***** Data shown *****
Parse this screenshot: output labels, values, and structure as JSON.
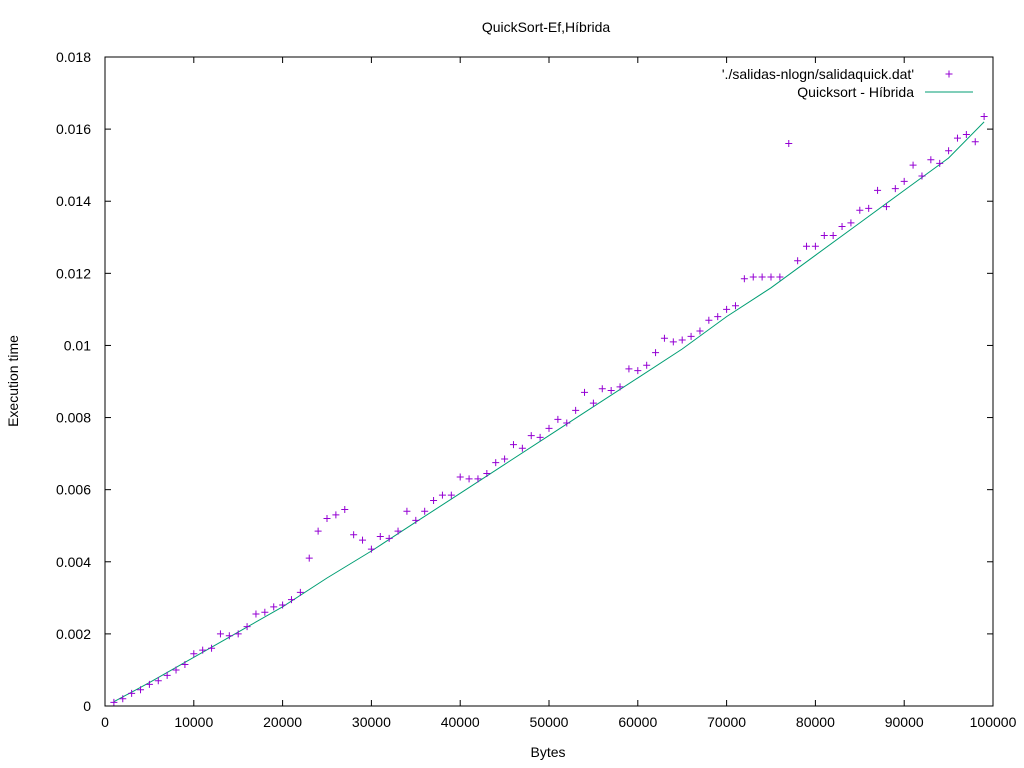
{
  "chart_data": {
    "type": "scatter",
    "title": "QuickSort-Ef,Híbrida",
    "xlabel": "Bytes",
    "ylabel": "Execution time",
    "xlim": [
      0,
      100000
    ],
    "ylim": [
      0,
      0.018
    ],
    "xticks": [
      0,
      10000,
      20000,
      30000,
      40000,
      50000,
      60000,
      70000,
      80000,
      90000,
      100000
    ],
    "yticks": [
      0,
      0.002,
      0.004,
      0.006,
      0.008,
      0.01,
      0.012,
      0.014,
      0.016,
      0.018
    ],
    "xtick_labels": [
      "0",
      "10000",
      "20000",
      "30000",
      "40000",
      "50000",
      "60000",
      "70000",
      "80000",
      "90000",
      "100000"
    ],
    "ytick_labels": [
      "0",
      "0.002",
      "0.004",
      "0.006",
      "0.008",
      "0.01",
      "0.012",
      "0.014",
      "0.016",
      "0.018"
    ],
    "grid": false,
    "legend_position": "top-right",
    "series": [
      {
        "name": "'./salidas-nlogn/salidaquick.dat'",
        "kind": "points",
        "marker": "plus",
        "color": "#9400d3",
        "x": [
          1000,
          2000,
          3000,
          4000,
          5000,
          6000,
          7000,
          8000,
          9000,
          10000,
          11000,
          12000,
          13000,
          14000,
          15000,
          16000,
          17000,
          18000,
          19000,
          20000,
          21000,
          22000,
          23000,
          24000,
          25000,
          26000,
          27000,
          28000,
          29000,
          30000,
          31000,
          32000,
          33000,
          34000,
          35000,
          36000,
          37000,
          38000,
          39000,
          40000,
          41000,
          42000,
          43000,
          44000,
          45000,
          46000,
          47000,
          48000,
          49000,
          50000,
          51000,
          52000,
          53000,
          54000,
          55000,
          56000,
          57000,
          58000,
          59000,
          60000,
          61000,
          62000,
          63000,
          64000,
          65000,
          66000,
          67000,
          68000,
          69000,
          70000,
          71000,
          72000,
          73000,
          74000,
          75000,
          76000,
          77000,
          78000,
          79000,
          80000,
          81000,
          82000,
          83000,
          84000,
          85000,
          86000,
          87000,
          88000,
          89000,
          90000,
          91000,
          92000,
          93000,
          94000,
          95000,
          96000,
          97000,
          98000,
          99000
        ],
        "y": [
          0.0001,
          0.0002,
          0.00035,
          0.00045,
          0.0006,
          0.0007,
          0.00085,
          0.001,
          0.00115,
          0.00145,
          0.00155,
          0.0016,
          0.002,
          0.00195,
          0.002,
          0.0022,
          0.00255,
          0.0026,
          0.00275,
          0.0028,
          0.00295,
          0.00315,
          0.0041,
          0.00485,
          0.0052,
          0.0053,
          0.00545,
          0.00475,
          0.0046,
          0.00435,
          0.0047,
          0.00465,
          0.00485,
          0.0054,
          0.00515,
          0.0054,
          0.0057,
          0.00585,
          0.00585,
          0.00635,
          0.0063,
          0.0063,
          0.00645,
          0.00675,
          0.00685,
          0.00725,
          0.00715,
          0.0075,
          0.00745,
          0.0077,
          0.00795,
          0.00785,
          0.0082,
          0.0087,
          0.0084,
          0.0088,
          0.00875,
          0.00885,
          0.00935,
          0.0093,
          0.00945,
          0.0098,
          0.0102,
          0.0101,
          0.01015,
          0.01025,
          0.0104,
          0.0107,
          0.0108,
          0.011,
          0.0111,
          0.01185,
          0.0119,
          0.0119,
          0.0119,
          0.0119,
          0.0156,
          0.01235,
          0.01275,
          0.01275,
          0.01305,
          0.01305,
          0.0133,
          0.0134,
          0.01375,
          0.0138,
          0.0143,
          0.01385,
          0.01435,
          0.01455,
          0.015,
          0.0147,
          0.01515,
          0.01505,
          0.0154,
          0.01575,
          0.01585,
          0.01565,
          0.01635
        ]
      },
      {
        "name": "Quicksort - Híbrida",
        "kind": "line",
        "color": "#009e73",
        "x": [
          1000,
          5000,
          10000,
          15000,
          20000,
          25000,
          30000,
          35000,
          40000,
          45000,
          50000,
          55000,
          60000,
          65000,
          70000,
          75000,
          80000,
          85000,
          90000,
          95000,
          99000
        ],
        "y": [
          0.00012,
          0.00065,
          0.00135,
          0.00205,
          0.00275,
          0.00355,
          0.0043,
          0.0051,
          0.0059,
          0.0067,
          0.0075,
          0.0083,
          0.0091,
          0.0099,
          0.0108,
          0.0116,
          0.0125,
          0.0134,
          0.0143,
          0.0152,
          0.0162
        ]
      }
    ]
  }
}
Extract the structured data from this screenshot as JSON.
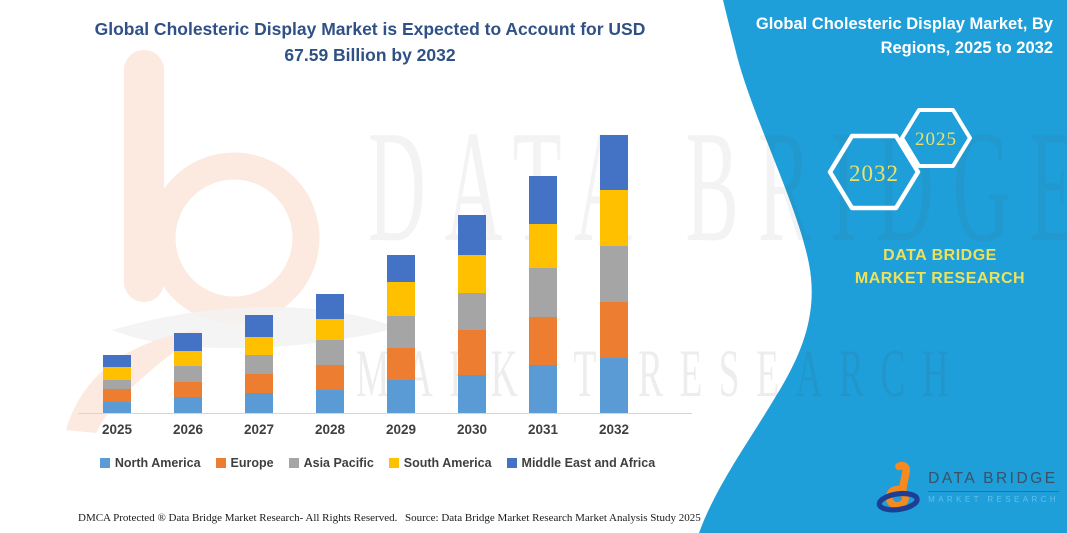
{
  "title": {
    "text": "Global Cholesteric Display Market is Expected to Account for USD 67.59 Billion by 2032"
  },
  "banner": {
    "title": "Global Cholesteric Display Market, By Regions, 2025 to 2032",
    "hexagons": [
      {
        "label": "2032"
      },
      {
        "label": "2025"
      }
    ],
    "caption": "DATA BRIDGE MARKET RESEARCH",
    "teal": "#1E9FD9",
    "yellow": "#EDE15B"
  },
  "watermark": {
    "primary": "DATA BRIDGE",
    "secondary": "MARKET RESEARCH"
  },
  "chart_data": {
    "type": "bar",
    "stacked": true,
    "title": "Global Cholesteric Display Market is Expected to Account for USD 67.59 Billion by 2032",
    "unit": "USD Billion",
    "categories": [
      "2025",
      "2026",
      "2027",
      "2028",
      "2029",
      "2030",
      "2031",
      "2032"
    ],
    "series": [
      {
        "name": "North America",
        "color": "#5B9BD5",
        "values": [
          2.8,
          3.9,
          4.9,
          5.6,
          8.0,
          9.3,
          11.8,
          13.4
        ]
      },
      {
        "name": "Europe",
        "color": "#ED7D31",
        "values": [
          3.2,
          3.7,
          4.7,
          6.2,
          7.9,
          11.0,
          11.8,
          13.6
        ]
      },
      {
        "name": "Asia Pacific",
        "color": "#A5A5A5",
        "values": [
          2.2,
          3.9,
          4.6,
          6.1,
          7.7,
          9.1,
          12.0,
          13.7
        ]
      },
      {
        "name": "South America",
        "color": "#FFC000",
        "values": [
          3.2,
          3.7,
          4.4,
          5.2,
          8.4,
          9.2,
          10.8,
          13.6
        ]
      },
      {
        "name": "Middle East and Africa",
        "color": "#4472C4",
        "values": [
          2.9,
          4.4,
          5.4,
          6.2,
          6.6,
          9.7,
          11.7,
          13.3
        ]
      }
    ],
    "totals_estimated": [
      14.3,
      19.6,
      24.0,
      29.3,
      38.6,
      48.3,
      58.1,
      67.59
    ],
    "highlight_value_2032": "USD 67.59 Billion",
    "ylim": [
      0,
      70
    ],
    "grid": false,
    "legend_position": "bottom"
  },
  "footer": {
    "dmca": "DMCA Protected ® Data Bridge Market Research-  All Rights Reserved.",
    "source": "Source: Data Bridge Market Research  Market Analysis Study 2025"
  },
  "logo": {
    "brand": "DATA BRIDGE",
    "tagline": "MARKET RESEARCH"
  }
}
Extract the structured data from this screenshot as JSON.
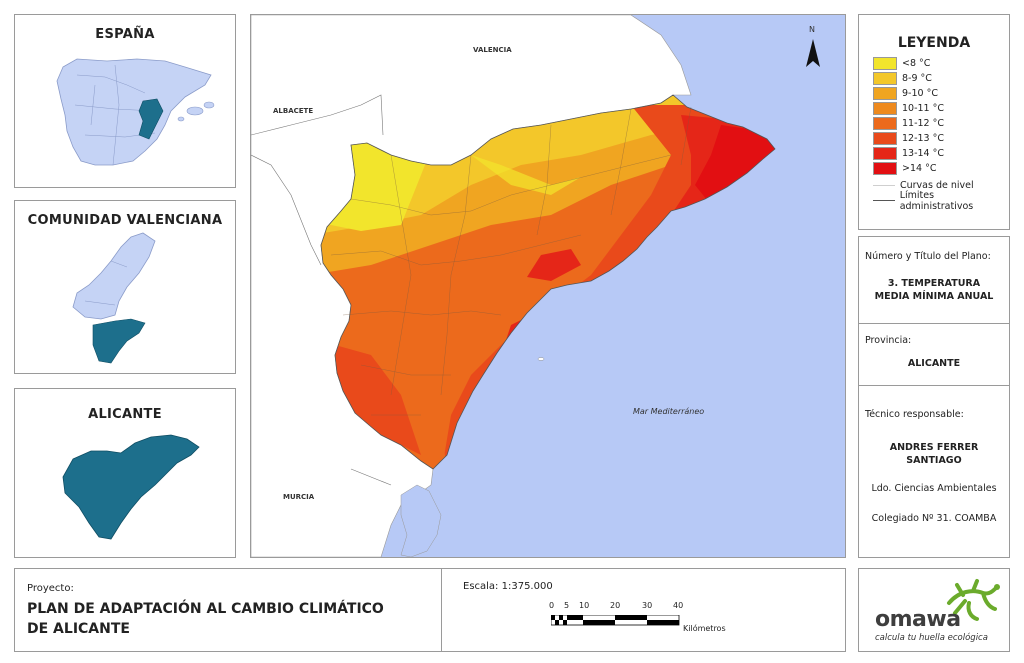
{
  "insets": {
    "spain_title": "ESPAÑA",
    "valencia_title": "COMUNIDAD VALENCIANA",
    "alicante_title": "ALICANTE"
  },
  "map": {
    "north_label": "N",
    "labels": {
      "valencia": "VALENCIA",
      "albacete": "ALBACETE",
      "murcia": "MURCIA",
      "sea": "Mar Mediterráneo"
    },
    "colors": {
      "sea": "#b7c9f6",
      "land": "#ffffff",
      "focus": "#1d6f8c",
      "region": "#c5d3f5"
    }
  },
  "legend": {
    "title": "LEYENDA",
    "classes": [
      {
        "label": "<8 °C",
        "color": "#f2e52c"
      },
      {
        "label": "8-9 °C",
        "color": "#f3c72a"
      },
      {
        "label": "9-10 °C",
        "color": "#f0a521"
      },
      {
        "label": "10-11 °C",
        "color": "#ee8a1e"
      },
      {
        "label": "11-12 °C",
        "color": "#ec6a1c"
      },
      {
        "label": "12-13 °C",
        "color": "#e94a1b"
      },
      {
        "label": "13-14 °C",
        "color": "#e52618"
      },
      {
        "label": ">14 °C",
        "color": "#e20f12"
      }
    ],
    "lines": [
      {
        "label": "Curvas de nivel",
        "color": "#cfcfcf"
      },
      {
        "label": "Límites administrativos",
        "color": "#555555"
      }
    ]
  },
  "plan": {
    "label": "Número y Título del Plano:",
    "title_line1": "3. TEMPERATURA",
    "title_line2": "MEDIA MÍNIMA ANUAL"
  },
  "province": {
    "label": "Provincia:",
    "value": "ALICANTE"
  },
  "technician": {
    "label": "Técnico responsable:",
    "name_line1": "ANDRES FERRER",
    "name_line2": "SANTIAGO",
    "degree": "Ldo. Ciencias Ambientales",
    "college": "Colegiado Nº 31. COAMBA"
  },
  "project": {
    "label": "Proyecto:",
    "title_line1": "PLAN DE ADAPTACIÓN AL CAMBIO CLIMÁTICO",
    "title_line2": "DE ALICANTE"
  },
  "scale": {
    "label": "Escala: 1:375.000",
    "ticks": [
      "0",
      "5",
      "10",
      "20",
      "30",
      "40"
    ],
    "unit": "Kilómetros"
  },
  "logo": {
    "name": "omawa",
    "tagline": "calcula tu huella ecológica"
  }
}
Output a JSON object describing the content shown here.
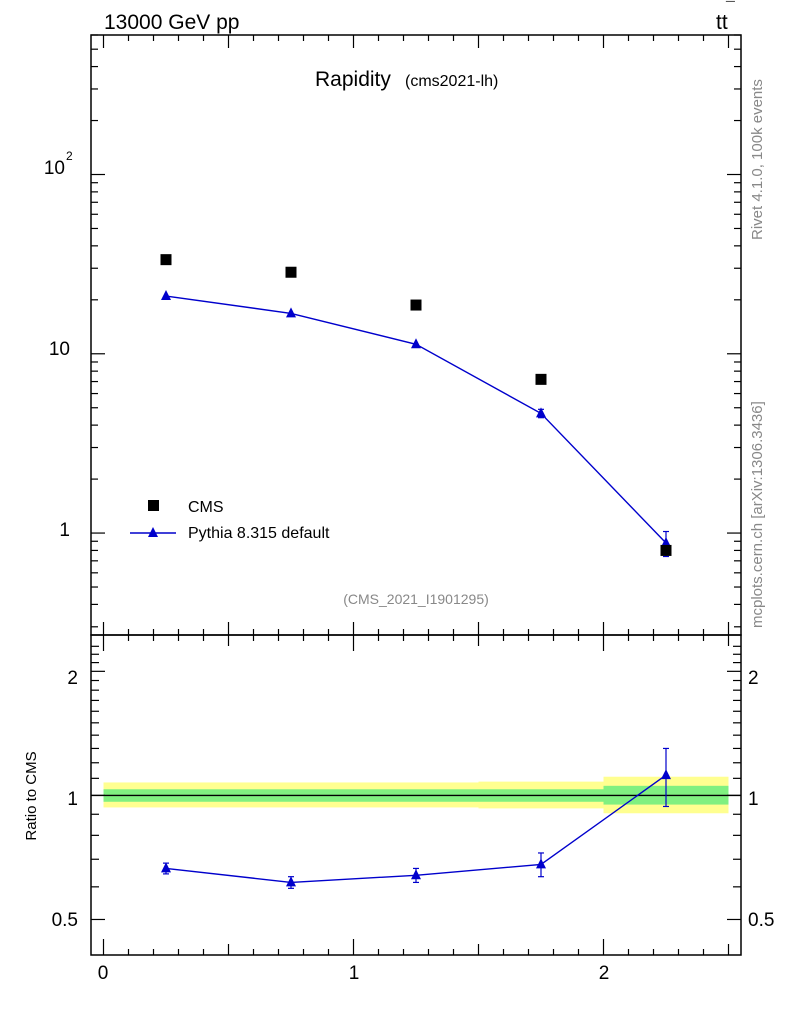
{
  "header": {
    "energy_label": "13000 GeV pp",
    "process_base": "tt",
    "process_bar": "¯"
  },
  "side": {
    "rivet_label": "Rivet 4.1.0,  100k events",
    "mcplots_label": "mcplots.cern.ch [arXiv:1306.3436]"
  },
  "chart_data": [
    {
      "type": "scatter",
      "title": "Rapidity",
      "subtitle": "(cms2021-lh)",
      "watermark": "(CMS_2021_I1901295)",
      "yscale": "log",
      "ylim": [
        0.27,
        600
      ],
      "xlim": [
        -0.05,
        2.55
      ],
      "ytick_labels": [
        "1",
        "10",
        "10",
        "2"
      ],
      "ytick_values": [
        1,
        10,
        100
      ],
      "legend_position": "bottom-left",
      "series": [
        {
          "name": "CMS",
          "marker": "square",
          "color": "#000000",
          "x": [
            0.25,
            0.75,
            1.25,
            1.75,
            2.25
          ],
          "y": [
            33.5,
            28.5,
            18.7,
            7.2,
            0.8
          ]
        },
        {
          "name": "Pythia 8.315 default",
          "marker": "triangle",
          "color": "#0000cc",
          "x": [
            0.25,
            0.75,
            1.25,
            1.75,
            2.25
          ],
          "y": [
            21.0,
            16.8,
            11.3,
            4.65,
            0.88
          ],
          "yerr": [
            0.4,
            0.4,
            0.3,
            0.25,
            0.14
          ]
        }
      ]
    },
    {
      "type": "line",
      "ylabel": "Ratio to CMS",
      "yscale": "log",
      "ylim": [
        0.41,
        2.45
      ],
      "xlim": [
        -0.05,
        2.55
      ],
      "xtick_labels": [
        "0",
        "1",
        "2"
      ],
      "xtick_values": [
        0,
        1,
        2
      ],
      "ytick_labels": [
        "0.5",
        "1",
        "2"
      ],
      "ytick_values": [
        0.5,
        1,
        2
      ],
      "reference_line": 1.0,
      "bands": {
        "bins": [
          [
            0,
            0.5
          ],
          [
            0.5,
            1.0
          ],
          [
            1.0,
            1.5
          ],
          [
            1.5,
            2.0
          ],
          [
            2.0,
            2.5
          ]
        ],
        "inner_lo": [
          0.965,
          0.965,
          0.965,
          0.965,
          0.95
        ],
        "inner_hi": [
          1.035,
          1.035,
          1.035,
          1.035,
          1.055
        ],
        "outer_lo": [
          0.935,
          0.935,
          0.935,
          0.93,
          0.905
        ],
        "outer_hi": [
          1.075,
          1.075,
          1.075,
          1.08,
          1.11
        ],
        "inner_color": "#80f080",
        "outer_color": "#ffff90"
      },
      "series": [
        {
          "name": "Pythia 8.315 default",
          "color": "#0000cc",
          "x": [
            0.25,
            0.75,
            1.25,
            1.75,
            2.25
          ],
          "y": [
            0.665,
            0.615,
            0.64,
            0.68,
            1.12
          ],
          "yerr_lo": [
            0.02,
            0.02,
            0.025,
            0.045,
            0.18
          ],
          "yerr_hi": [
            0.02,
            0.02,
            0.025,
            0.045,
            0.18
          ]
        }
      ]
    }
  ]
}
*****
> **Exercise objective**
Each line that contains the word "Híbrida" counts toward the total; give only that total.

> **Finished answer**
2